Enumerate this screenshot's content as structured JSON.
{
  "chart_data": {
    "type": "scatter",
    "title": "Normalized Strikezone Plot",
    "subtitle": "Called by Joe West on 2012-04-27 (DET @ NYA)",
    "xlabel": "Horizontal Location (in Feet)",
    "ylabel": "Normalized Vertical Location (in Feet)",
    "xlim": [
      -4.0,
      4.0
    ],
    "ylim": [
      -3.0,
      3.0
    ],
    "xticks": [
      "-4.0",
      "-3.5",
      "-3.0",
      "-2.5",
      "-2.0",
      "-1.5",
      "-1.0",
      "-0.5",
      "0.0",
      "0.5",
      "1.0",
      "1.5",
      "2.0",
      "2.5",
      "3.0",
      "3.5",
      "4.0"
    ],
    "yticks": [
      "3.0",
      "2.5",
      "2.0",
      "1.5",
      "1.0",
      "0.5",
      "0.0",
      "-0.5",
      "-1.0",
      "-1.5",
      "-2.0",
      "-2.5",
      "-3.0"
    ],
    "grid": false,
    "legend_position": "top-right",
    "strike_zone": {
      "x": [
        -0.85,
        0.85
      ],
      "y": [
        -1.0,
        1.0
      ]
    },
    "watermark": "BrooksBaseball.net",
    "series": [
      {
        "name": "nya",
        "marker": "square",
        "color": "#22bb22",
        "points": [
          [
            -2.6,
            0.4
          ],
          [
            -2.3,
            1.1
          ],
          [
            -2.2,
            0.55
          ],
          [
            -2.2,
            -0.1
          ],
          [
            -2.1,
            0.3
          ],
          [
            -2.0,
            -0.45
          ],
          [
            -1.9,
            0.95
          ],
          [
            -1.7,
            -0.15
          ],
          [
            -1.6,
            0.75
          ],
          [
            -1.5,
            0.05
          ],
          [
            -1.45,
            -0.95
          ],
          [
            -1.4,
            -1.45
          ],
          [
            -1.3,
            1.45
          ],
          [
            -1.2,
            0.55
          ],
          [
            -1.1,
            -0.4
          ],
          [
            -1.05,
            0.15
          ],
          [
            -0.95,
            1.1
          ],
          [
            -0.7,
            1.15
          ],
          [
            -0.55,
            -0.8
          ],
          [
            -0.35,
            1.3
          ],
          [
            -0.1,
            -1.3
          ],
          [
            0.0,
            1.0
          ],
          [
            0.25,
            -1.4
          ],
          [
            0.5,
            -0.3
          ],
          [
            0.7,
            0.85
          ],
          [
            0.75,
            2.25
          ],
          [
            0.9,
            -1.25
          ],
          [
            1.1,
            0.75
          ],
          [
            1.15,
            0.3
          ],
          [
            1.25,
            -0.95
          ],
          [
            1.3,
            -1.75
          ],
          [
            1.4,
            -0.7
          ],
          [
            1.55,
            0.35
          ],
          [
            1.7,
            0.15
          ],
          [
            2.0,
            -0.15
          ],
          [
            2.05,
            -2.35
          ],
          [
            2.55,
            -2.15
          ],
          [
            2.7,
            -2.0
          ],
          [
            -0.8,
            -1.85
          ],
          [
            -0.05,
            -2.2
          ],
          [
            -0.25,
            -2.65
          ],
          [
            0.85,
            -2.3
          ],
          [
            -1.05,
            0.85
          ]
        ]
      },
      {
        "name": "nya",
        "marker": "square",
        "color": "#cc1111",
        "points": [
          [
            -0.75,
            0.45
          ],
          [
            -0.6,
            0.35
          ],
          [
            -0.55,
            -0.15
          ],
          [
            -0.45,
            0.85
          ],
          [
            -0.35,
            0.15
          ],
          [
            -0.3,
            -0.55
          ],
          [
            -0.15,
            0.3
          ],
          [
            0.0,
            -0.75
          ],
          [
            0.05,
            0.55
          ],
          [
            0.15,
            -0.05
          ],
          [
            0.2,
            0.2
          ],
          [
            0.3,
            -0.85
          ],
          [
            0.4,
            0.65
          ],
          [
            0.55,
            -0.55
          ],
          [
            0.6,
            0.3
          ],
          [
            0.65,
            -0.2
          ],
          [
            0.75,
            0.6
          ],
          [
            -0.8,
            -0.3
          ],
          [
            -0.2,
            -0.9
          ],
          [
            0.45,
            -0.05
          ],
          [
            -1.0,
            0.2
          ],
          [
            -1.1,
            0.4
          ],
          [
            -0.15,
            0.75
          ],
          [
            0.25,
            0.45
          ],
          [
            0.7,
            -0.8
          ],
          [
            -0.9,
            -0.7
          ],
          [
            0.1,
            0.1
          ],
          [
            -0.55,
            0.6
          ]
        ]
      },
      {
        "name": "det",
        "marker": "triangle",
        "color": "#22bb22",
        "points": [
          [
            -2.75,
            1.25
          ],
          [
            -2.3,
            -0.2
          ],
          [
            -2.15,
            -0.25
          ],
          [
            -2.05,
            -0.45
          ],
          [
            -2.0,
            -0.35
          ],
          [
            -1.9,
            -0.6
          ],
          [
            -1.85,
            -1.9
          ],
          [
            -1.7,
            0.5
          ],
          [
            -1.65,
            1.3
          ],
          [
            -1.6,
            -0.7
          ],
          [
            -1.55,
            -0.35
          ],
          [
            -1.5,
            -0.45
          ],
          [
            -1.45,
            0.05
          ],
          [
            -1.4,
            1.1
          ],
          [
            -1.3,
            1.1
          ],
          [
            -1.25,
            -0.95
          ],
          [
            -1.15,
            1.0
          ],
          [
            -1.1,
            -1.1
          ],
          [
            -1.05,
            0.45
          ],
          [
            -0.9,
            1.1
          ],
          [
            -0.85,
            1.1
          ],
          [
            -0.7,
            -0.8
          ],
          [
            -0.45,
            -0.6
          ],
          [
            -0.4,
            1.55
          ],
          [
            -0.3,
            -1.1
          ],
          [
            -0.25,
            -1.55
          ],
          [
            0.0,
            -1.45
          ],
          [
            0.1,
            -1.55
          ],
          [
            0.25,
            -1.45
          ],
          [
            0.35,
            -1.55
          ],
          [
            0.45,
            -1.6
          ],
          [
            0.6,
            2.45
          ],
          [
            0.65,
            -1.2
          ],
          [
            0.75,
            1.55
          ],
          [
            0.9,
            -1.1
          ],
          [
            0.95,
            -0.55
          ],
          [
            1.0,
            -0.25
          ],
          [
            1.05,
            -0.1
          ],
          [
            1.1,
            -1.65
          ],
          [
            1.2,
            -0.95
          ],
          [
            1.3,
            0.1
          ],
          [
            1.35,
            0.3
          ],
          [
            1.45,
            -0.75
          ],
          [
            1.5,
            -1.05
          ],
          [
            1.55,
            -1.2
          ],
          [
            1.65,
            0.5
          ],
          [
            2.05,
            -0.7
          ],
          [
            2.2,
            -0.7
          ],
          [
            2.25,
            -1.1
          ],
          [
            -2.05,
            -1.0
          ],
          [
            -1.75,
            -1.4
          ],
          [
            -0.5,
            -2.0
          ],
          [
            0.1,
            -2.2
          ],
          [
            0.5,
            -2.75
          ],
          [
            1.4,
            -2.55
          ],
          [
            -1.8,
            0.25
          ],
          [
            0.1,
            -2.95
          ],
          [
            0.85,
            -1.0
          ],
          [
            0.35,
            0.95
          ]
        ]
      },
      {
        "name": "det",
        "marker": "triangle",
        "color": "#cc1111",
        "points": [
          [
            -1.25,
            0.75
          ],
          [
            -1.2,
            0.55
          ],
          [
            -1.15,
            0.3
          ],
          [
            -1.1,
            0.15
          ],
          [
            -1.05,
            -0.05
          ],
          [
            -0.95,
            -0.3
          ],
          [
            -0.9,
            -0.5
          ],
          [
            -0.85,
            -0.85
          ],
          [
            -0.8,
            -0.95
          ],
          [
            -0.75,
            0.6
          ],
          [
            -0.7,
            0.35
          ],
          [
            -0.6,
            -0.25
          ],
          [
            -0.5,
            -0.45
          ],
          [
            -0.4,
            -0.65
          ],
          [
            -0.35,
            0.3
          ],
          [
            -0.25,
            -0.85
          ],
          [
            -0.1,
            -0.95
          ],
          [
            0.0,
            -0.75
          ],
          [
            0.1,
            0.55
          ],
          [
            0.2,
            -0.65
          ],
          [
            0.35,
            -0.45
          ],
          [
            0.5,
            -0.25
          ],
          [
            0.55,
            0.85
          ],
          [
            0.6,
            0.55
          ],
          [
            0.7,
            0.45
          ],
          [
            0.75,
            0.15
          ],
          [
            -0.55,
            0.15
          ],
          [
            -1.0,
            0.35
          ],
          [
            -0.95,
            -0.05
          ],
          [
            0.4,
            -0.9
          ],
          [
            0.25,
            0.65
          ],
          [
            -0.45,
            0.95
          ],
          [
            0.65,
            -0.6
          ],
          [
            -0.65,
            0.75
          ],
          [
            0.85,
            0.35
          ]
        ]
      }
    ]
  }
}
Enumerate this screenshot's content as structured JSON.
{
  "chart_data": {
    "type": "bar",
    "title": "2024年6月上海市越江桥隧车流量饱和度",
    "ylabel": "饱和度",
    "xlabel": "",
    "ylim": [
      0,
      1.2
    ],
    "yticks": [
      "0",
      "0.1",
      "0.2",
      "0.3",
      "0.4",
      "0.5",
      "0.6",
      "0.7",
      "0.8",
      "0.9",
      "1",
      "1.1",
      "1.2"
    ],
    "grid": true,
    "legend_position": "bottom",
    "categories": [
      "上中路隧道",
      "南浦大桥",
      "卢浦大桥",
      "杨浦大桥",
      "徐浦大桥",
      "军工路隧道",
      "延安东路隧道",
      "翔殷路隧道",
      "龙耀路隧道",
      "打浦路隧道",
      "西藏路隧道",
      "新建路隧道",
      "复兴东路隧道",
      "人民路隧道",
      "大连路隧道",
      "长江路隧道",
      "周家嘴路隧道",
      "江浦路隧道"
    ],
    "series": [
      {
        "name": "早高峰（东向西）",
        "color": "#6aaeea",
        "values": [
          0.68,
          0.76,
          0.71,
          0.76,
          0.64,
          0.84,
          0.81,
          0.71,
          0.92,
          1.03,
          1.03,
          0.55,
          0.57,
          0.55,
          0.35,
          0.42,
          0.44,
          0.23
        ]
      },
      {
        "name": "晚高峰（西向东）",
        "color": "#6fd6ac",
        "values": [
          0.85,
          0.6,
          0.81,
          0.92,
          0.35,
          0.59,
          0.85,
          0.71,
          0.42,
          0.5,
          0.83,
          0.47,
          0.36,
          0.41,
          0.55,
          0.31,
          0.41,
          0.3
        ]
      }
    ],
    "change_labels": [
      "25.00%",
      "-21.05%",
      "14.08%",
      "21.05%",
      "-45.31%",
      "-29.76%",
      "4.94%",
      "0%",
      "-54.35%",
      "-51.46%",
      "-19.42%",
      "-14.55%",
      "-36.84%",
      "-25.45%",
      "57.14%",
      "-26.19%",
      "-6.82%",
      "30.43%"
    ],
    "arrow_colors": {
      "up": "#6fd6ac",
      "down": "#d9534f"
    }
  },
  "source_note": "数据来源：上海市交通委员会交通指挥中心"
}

## Aim of the exercise
Point out every line holding the string "Location" and copy it.

## Result of this task
    "xlabel": "Horizontal Location (in Feet)",
    "ylabel": "Normalized Vertical Location (in Feet)",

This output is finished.